### [Request]
Wherever the word "Remaining" appears in a line, extract that line.

Figure collection entries:
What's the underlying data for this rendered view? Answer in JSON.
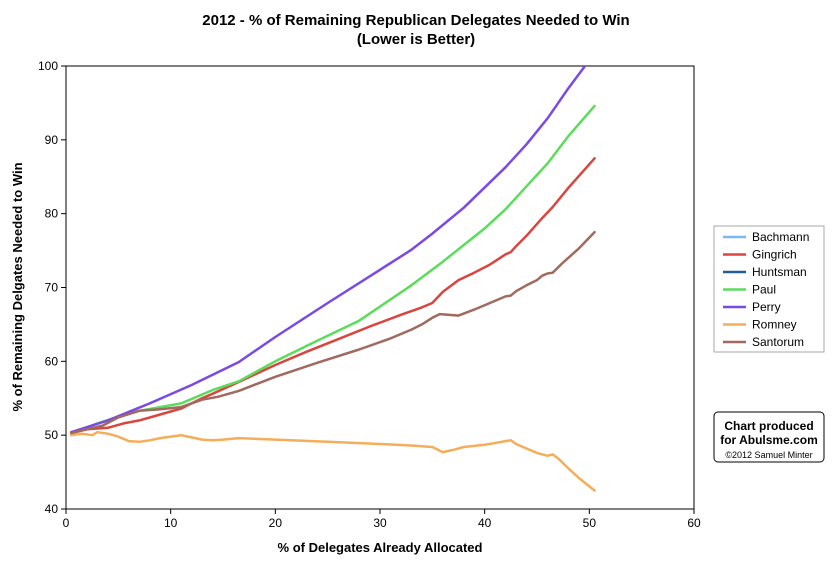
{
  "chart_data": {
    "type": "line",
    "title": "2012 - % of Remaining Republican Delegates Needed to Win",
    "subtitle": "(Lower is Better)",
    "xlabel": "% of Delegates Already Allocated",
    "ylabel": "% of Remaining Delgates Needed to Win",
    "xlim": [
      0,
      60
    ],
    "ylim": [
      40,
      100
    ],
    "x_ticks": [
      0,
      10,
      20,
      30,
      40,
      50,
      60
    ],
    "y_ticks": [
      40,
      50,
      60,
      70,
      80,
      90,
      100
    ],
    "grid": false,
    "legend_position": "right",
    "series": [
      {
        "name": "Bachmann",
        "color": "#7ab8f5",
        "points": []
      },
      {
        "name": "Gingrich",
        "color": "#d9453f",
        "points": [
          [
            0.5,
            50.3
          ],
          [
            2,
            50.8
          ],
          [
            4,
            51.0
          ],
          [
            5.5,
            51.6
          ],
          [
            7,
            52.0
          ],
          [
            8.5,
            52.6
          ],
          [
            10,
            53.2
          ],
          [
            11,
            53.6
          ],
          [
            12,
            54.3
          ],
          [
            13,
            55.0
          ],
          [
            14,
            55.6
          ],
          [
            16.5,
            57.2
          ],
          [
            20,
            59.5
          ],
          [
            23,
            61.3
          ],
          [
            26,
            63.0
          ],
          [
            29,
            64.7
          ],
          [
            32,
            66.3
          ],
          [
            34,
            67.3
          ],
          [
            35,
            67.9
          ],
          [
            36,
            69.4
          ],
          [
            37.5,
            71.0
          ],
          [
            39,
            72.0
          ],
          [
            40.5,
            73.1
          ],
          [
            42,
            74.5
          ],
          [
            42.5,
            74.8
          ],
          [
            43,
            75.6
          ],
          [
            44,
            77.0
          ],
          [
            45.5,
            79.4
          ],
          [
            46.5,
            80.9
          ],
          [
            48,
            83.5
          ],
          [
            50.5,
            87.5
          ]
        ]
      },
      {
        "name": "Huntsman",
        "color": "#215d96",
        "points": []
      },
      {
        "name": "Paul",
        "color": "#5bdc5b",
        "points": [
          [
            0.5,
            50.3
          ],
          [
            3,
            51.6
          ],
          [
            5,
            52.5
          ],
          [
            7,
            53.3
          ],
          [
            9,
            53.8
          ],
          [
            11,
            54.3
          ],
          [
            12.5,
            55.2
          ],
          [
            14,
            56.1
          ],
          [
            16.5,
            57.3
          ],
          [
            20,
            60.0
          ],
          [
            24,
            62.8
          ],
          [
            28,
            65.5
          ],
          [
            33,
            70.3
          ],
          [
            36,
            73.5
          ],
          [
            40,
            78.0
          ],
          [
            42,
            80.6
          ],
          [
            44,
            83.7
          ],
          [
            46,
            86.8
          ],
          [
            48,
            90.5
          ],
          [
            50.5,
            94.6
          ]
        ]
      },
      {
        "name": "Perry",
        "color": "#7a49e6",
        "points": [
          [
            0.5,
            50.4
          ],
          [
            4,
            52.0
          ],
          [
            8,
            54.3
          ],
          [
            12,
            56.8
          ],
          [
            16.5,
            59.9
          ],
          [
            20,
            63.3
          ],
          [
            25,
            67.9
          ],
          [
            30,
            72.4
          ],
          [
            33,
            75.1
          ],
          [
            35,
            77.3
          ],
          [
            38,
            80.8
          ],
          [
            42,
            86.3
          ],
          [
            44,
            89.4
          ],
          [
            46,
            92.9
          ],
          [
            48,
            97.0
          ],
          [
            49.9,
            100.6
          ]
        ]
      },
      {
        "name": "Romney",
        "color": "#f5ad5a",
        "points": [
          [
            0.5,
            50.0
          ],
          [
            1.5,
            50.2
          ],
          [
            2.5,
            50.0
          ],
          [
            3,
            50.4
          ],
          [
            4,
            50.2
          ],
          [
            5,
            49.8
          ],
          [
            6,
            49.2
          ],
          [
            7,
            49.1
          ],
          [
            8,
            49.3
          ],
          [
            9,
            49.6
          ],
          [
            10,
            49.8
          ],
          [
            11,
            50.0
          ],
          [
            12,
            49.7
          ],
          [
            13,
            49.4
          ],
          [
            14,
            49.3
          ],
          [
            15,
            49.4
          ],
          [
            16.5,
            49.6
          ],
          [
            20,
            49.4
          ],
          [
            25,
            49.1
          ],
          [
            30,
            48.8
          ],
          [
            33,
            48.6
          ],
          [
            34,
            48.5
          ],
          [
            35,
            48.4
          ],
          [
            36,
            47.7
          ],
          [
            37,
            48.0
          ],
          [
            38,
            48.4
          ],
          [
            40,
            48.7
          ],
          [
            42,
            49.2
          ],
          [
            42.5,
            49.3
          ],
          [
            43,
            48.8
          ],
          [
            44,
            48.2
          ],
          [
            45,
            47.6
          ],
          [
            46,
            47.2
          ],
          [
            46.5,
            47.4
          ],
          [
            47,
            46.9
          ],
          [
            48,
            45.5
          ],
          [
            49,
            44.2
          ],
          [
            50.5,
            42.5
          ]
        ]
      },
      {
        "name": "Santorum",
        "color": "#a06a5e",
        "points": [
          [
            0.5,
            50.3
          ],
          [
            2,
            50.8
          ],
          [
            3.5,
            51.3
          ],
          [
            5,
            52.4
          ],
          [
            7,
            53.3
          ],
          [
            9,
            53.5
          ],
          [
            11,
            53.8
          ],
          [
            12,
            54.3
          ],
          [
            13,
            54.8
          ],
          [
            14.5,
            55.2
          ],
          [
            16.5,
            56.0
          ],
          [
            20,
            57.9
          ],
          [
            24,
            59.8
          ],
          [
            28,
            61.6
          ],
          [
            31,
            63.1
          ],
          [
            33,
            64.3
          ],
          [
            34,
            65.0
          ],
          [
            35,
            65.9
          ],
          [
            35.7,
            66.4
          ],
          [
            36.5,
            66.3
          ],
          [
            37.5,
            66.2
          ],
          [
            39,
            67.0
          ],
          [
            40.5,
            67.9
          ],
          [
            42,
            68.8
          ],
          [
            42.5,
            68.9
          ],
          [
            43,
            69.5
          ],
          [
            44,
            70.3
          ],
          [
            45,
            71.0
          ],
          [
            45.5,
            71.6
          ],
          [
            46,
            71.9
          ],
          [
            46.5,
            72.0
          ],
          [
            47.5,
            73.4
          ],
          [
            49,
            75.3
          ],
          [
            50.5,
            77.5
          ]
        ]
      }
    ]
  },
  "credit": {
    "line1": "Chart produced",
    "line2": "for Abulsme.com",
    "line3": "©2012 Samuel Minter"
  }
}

### [Output for this task]
    "title": "2012 - % of Remaining Republican Delegates Needed to Win",
    "ylabel": "% of Remaining Delgates Needed to Win",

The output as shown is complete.